[START]

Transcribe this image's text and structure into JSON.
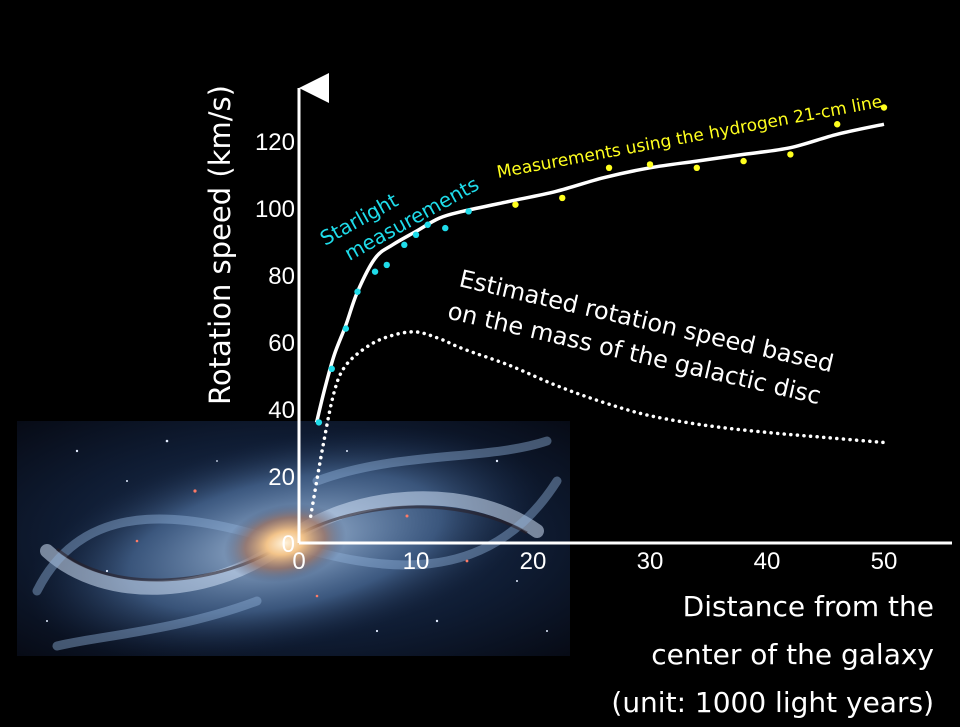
{
  "colors": {
    "background": "#000000",
    "axis": "#ffffff",
    "observed_curve": "#ffffff",
    "starlight_points": "#1fdcea",
    "hydrogen_points": "#ffff1e",
    "estimated_curve": "#ffffff"
  },
  "chart_data": {
    "type": "line",
    "title": "",
    "xlabel": "Distance from the\ncenter of the galaxy\n(unit: 1000 light years)",
    "ylabel": "Rotation speed (km/s)",
    "xlim": [
      0,
      50
    ],
    "ylim": [
      0,
      130
    ],
    "x_ticks": [
      0,
      10,
      20,
      30,
      40,
      50
    ],
    "y_ticks": [
      0,
      20,
      40,
      60,
      80,
      100,
      120
    ],
    "grid": false,
    "annotations": {
      "starlight": "Starlight\nmeasurements",
      "hydrogen": "Measurements using the hydrogen 21-cm line",
      "estimated": "Estimated rotation speed based\non the mass of the galactic disc"
    },
    "series": [
      {
        "style": "solid-line",
        "x": [
          1.5,
          2.2,
          3,
          4,
          5,
          6.5,
          8,
          10,
          12,
          14,
          18,
          22,
          26,
          30,
          34,
          38,
          42,
          46,
          50
        ],
        "y": [
          36,
          46,
          56,
          65,
          75,
          85,
          89,
          93,
          97,
          99,
          102,
          105,
          109,
          112,
          114,
          116,
          118,
          122,
          125
        ]
      },
      {
        "style": "cyan-points",
        "x": [
          1.7,
          2.8,
          4,
          5,
          6.5,
          7.5,
          9,
          10,
          11,
          12.5,
          14.5
        ],
        "y": [
          36,
          52,
          64,
          75,
          81,
          83,
          89,
          92,
          95,
          94,
          99
        ]
      },
      {
        "style": "yellow-points",
        "x": [
          18.5,
          22.5,
          26.5,
          30,
          34,
          38,
          42,
          46,
          50
        ],
        "y": [
          101,
          103,
          112,
          113,
          112,
          114,
          116,
          125,
          130
        ]
      },
      {
        "style": "dotted-line",
        "x": [
          1,
          2,
          3,
          4,
          6,
          8,
          10,
          12,
          14,
          18,
          22,
          26,
          30,
          35,
          40,
          45,
          50
        ],
        "y": [
          8,
          28,
          45,
          53,
          59,
          62,
          63,
          61,
          58,
          53,
          47,
          42,
          38,
          35,
          33,
          31.5,
          30
        ]
      }
    ]
  }
}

[END]

▸ The task
Copy everything in the records above except the pictures, exactly as written.

▸ Reply to the exercise
Transcribe this image's text and structure into JSON.
{
  "colors": {
    "background": "#000000",
    "axis": "#ffffff",
    "observed_curve": "#ffffff",
    "starlight_points": "#1fdcea",
    "hydrogen_points": "#ffff1e",
    "estimated_curve": "#ffffff"
  },
  "chart_data": {
    "type": "line",
    "title": "",
    "xlabel": "Distance from the\ncenter of the galaxy\n(unit: 1000 light years)",
    "ylabel": "Rotation speed (km/s)",
    "xlim": [
      0,
      50
    ],
    "ylim": [
      0,
      130
    ],
    "x_ticks": [
      0,
      10,
      20,
      30,
      40,
      50
    ],
    "y_ticks": [
      0,
      20,
      40,
      60,
      80,
      100,
      120
    ],
    "grid": false,
    "annotations": {
      "starlight": "Starlight\nmeasurements",
      "hydrogen": "Measurements using the hydrogen 21-cm line",
      "estimated": "Estimated rotation speed based\non the mass of the galactic disc"
    },
    "series": [
      {
        "style": "solid-line",
        "x": [
          1.5,
          2.2,
          3,
          4,
          5,
          6.5,
          8,
          10,
          12,
          14,
          18,
          22,
          26,
          30,
          34,
          38,
          42,
          46,
          50
        ],
        "y": [
          36,
          46,
          56,
          65,
          75,
          85,
          89,
          93,
          97,
          99,
          102,
          105,
          109,
          112,
          114,
          116,
          118,
          122,
          125
        ]
      },
      {
        "style": "cyan-points",
        "x": [
          1.7,
          2.8,
          4,
          5,
          6.5,
          7.5,
          9,
          10,
          11,
          12.5,
          14.5
        ],
        "y": [
          36,
          52,
          64,
          75,
          81,
          83,
          89,
          92,
          95,
          94,
          99
        ]
      },
      {
        "style": "yellow-points",
        "x": [
          18.5,
          22.5,
          26.5,
          30,
          34,
          38,
          42,
          46,
          50
        ],
        "y": [
          101,
          103,
          112,
          113,
          112,
          114,
          116,
          125,
          130
        ]
      },
      {
        "style": "dotted-line",
        "x": [
          1,
          2,
          3,
          4,
          6,
          8,
          10,
          12,
          14,
          18,
          22,
          26,
          30,
          35,
          40,
          45,
          50
        ],
        "y": [
          8,
          28,
          45,
          53,
          59,
          62,
          63,
          61,
          58,
          53,
          47,
          42,
          38,
          35,
          33,
          31.5,
          30
        ]
      }
    ]
  }
}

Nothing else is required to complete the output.